=== ENTRIES PROVIDED ===

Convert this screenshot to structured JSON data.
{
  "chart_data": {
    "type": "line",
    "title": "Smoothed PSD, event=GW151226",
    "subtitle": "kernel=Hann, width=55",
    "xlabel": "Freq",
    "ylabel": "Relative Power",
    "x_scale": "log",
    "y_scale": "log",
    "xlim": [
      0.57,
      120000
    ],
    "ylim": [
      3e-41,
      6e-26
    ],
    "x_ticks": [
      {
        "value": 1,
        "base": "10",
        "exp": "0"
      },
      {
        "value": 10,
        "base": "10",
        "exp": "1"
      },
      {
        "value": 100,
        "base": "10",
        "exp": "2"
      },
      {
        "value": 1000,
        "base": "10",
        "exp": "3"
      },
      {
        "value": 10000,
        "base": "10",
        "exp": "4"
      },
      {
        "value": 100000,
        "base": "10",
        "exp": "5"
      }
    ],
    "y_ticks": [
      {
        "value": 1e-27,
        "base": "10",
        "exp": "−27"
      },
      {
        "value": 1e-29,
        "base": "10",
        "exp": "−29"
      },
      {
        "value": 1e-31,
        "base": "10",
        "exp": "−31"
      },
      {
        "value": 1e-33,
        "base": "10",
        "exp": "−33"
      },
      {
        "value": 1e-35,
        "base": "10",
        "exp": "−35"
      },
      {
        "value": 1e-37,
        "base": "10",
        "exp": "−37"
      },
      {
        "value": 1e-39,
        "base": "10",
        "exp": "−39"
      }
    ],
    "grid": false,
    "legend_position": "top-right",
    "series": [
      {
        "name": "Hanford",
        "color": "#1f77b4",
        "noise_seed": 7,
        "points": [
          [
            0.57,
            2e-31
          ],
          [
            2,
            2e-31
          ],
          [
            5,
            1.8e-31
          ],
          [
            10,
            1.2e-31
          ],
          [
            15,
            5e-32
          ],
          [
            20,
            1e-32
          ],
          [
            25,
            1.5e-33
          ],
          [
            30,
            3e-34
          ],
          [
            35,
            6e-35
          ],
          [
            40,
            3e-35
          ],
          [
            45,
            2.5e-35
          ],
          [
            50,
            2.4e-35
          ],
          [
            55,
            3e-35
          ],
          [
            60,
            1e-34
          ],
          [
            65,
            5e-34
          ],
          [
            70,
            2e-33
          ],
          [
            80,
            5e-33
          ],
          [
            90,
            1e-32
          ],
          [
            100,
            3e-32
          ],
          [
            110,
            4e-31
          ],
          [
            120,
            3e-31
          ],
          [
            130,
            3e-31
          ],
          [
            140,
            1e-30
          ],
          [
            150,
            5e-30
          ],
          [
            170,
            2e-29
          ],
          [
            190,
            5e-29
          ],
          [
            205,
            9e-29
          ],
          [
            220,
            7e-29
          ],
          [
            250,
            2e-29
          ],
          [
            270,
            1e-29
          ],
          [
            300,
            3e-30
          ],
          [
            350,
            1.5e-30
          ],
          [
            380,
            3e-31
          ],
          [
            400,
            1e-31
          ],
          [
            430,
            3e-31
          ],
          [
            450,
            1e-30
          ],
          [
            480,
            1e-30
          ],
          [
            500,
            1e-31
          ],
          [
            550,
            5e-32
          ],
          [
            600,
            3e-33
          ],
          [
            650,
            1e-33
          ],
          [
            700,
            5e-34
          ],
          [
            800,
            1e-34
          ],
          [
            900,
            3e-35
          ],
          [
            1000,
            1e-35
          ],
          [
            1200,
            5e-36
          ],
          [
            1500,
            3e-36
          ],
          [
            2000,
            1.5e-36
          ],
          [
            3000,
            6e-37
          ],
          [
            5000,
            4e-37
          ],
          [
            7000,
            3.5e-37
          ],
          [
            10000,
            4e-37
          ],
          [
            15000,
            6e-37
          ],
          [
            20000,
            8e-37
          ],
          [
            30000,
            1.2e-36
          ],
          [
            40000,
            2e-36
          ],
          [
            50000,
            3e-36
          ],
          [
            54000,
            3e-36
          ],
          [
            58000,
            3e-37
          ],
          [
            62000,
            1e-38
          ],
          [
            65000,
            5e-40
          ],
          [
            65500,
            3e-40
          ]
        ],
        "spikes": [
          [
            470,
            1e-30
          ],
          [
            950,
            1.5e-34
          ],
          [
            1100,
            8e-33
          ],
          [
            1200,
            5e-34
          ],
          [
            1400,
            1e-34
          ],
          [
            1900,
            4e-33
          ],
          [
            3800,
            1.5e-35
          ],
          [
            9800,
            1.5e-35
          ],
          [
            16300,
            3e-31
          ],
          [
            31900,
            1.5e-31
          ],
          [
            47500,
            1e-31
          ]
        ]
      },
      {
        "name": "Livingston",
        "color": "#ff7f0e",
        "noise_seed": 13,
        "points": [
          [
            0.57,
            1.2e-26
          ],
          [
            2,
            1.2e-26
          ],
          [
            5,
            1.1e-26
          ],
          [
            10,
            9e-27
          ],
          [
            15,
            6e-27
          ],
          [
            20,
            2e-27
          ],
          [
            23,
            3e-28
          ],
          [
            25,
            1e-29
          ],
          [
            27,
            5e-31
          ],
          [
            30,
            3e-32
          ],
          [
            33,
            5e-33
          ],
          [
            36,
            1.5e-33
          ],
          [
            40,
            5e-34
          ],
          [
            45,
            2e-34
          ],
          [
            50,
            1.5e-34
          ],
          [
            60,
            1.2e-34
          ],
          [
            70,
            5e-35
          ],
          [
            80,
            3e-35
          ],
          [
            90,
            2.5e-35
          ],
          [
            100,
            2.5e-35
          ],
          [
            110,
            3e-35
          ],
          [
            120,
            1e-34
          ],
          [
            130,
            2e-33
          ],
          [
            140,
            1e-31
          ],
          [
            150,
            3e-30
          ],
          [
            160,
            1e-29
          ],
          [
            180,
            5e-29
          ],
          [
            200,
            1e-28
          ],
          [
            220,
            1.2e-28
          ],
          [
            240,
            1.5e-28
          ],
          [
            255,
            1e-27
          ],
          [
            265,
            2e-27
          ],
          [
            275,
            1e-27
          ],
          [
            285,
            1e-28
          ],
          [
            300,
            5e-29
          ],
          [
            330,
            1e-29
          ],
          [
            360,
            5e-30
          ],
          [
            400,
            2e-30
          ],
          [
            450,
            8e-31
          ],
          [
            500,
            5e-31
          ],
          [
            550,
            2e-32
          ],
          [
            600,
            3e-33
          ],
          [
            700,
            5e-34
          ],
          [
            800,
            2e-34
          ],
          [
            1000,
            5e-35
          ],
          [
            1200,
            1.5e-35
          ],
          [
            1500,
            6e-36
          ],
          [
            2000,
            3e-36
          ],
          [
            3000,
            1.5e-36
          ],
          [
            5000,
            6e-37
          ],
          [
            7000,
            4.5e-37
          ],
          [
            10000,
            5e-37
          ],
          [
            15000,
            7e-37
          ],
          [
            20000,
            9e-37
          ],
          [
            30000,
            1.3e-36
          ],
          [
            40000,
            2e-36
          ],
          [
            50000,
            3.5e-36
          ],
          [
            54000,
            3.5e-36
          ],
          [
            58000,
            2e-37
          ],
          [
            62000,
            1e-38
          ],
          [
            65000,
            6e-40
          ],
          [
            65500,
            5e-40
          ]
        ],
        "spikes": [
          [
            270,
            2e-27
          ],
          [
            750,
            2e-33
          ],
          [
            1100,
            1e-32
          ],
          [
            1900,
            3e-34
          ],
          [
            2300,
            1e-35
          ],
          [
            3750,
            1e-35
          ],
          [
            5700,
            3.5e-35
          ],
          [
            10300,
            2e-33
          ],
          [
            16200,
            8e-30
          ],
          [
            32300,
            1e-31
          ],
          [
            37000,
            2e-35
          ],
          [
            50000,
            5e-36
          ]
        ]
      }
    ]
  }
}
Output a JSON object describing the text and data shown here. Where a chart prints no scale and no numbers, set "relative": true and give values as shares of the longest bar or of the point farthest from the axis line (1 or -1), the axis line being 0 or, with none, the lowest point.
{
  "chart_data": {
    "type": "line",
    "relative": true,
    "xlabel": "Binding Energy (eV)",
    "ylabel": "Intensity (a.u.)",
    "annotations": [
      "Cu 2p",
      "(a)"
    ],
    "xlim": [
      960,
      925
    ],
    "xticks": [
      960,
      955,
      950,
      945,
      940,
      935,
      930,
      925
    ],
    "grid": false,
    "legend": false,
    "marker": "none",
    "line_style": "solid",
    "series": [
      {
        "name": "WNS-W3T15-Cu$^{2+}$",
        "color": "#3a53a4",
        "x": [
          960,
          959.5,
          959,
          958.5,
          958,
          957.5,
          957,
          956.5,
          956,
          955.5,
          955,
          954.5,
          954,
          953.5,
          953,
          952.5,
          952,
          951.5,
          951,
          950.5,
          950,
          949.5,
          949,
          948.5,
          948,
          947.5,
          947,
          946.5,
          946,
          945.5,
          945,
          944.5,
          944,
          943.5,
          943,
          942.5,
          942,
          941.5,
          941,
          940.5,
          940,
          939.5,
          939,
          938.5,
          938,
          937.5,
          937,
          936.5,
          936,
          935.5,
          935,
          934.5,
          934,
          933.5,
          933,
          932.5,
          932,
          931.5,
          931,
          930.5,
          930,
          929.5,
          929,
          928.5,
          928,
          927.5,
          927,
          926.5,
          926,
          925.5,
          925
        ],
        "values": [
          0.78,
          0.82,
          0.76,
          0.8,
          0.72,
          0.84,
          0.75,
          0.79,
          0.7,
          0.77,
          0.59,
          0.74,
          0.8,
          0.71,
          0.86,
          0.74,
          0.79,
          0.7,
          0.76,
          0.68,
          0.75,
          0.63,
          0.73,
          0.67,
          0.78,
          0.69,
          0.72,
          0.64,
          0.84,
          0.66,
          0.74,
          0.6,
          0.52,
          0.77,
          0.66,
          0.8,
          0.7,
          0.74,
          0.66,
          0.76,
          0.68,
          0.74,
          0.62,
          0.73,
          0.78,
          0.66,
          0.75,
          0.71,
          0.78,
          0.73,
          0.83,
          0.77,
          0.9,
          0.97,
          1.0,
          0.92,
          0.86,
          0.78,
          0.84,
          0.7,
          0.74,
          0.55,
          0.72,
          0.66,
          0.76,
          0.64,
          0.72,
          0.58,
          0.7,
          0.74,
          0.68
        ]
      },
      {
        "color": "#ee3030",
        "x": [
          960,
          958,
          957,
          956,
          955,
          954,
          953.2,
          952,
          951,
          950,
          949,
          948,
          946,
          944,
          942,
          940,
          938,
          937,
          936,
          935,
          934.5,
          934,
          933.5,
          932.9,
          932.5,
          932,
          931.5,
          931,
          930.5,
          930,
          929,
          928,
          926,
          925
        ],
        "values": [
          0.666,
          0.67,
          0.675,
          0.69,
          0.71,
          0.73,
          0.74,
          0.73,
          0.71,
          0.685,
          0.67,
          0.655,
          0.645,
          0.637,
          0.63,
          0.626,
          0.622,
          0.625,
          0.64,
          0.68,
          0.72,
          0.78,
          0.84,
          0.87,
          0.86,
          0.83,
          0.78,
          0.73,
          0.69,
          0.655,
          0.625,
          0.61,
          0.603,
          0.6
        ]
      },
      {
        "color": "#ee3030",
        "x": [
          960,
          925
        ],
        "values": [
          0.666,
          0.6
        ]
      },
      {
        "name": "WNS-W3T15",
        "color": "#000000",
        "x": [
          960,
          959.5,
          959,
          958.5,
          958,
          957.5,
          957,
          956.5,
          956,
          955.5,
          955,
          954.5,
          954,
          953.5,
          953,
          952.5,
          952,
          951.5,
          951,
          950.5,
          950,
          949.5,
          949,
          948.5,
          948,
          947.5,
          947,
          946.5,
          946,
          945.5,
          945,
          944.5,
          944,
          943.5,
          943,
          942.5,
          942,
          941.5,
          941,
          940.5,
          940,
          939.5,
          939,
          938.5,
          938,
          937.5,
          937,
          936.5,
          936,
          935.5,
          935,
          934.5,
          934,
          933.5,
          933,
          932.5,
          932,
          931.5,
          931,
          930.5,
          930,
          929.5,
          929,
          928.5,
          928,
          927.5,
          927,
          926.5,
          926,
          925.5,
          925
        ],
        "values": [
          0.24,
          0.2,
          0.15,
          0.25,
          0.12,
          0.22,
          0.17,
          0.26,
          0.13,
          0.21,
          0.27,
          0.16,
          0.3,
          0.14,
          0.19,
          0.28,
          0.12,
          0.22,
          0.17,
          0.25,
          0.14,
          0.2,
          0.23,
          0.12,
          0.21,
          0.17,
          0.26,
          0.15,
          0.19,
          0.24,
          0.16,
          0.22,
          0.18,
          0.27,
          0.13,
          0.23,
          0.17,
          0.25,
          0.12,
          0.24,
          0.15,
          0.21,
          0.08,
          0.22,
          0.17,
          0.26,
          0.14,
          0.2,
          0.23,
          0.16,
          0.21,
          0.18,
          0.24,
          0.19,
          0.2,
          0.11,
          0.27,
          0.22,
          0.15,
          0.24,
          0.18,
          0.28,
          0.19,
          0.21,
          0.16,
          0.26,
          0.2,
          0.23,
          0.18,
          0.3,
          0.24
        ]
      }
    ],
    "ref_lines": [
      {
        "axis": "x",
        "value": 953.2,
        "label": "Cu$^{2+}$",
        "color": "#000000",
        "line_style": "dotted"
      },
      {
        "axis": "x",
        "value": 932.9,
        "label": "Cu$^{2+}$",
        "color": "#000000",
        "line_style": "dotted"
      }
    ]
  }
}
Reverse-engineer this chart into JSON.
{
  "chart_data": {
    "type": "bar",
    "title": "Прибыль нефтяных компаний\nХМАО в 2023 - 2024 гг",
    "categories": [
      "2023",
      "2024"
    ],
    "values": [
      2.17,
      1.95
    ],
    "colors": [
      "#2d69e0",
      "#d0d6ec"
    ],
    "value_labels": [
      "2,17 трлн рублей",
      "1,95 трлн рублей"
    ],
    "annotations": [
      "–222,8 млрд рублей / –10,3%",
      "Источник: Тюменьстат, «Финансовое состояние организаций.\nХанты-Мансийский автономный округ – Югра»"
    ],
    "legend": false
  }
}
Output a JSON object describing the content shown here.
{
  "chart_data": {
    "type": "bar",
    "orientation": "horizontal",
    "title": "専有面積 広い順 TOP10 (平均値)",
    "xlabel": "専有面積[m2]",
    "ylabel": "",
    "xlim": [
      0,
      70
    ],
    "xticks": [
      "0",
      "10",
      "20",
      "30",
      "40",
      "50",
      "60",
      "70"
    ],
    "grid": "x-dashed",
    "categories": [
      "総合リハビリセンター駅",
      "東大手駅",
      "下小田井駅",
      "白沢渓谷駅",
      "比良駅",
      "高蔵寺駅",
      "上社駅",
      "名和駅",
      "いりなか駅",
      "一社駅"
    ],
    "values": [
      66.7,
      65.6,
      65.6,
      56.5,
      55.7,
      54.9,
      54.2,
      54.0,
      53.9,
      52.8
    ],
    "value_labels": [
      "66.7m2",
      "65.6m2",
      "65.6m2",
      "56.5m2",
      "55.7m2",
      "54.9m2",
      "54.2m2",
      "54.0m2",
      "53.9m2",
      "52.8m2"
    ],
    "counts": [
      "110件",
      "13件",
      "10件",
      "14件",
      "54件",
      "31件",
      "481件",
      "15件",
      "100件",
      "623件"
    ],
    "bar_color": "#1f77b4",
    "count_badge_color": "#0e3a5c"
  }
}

===

_REQUEST_. Which lines contain "JSON"? Copy each of them.

_COMPLETED TASK_.
Convert this screenshot to structured JSON data.
Output a JSON object describing the text and data shown here. Where a chart prints no scale and no numbers, set "relative": true and give values as shares of the longest bar or of the point farthest from the axis line (1 or -1), the axis line being 0 or, with none, the lowest point.
Reverse-engineer this chart into JSON.
Output a JSON object describing the content shown here.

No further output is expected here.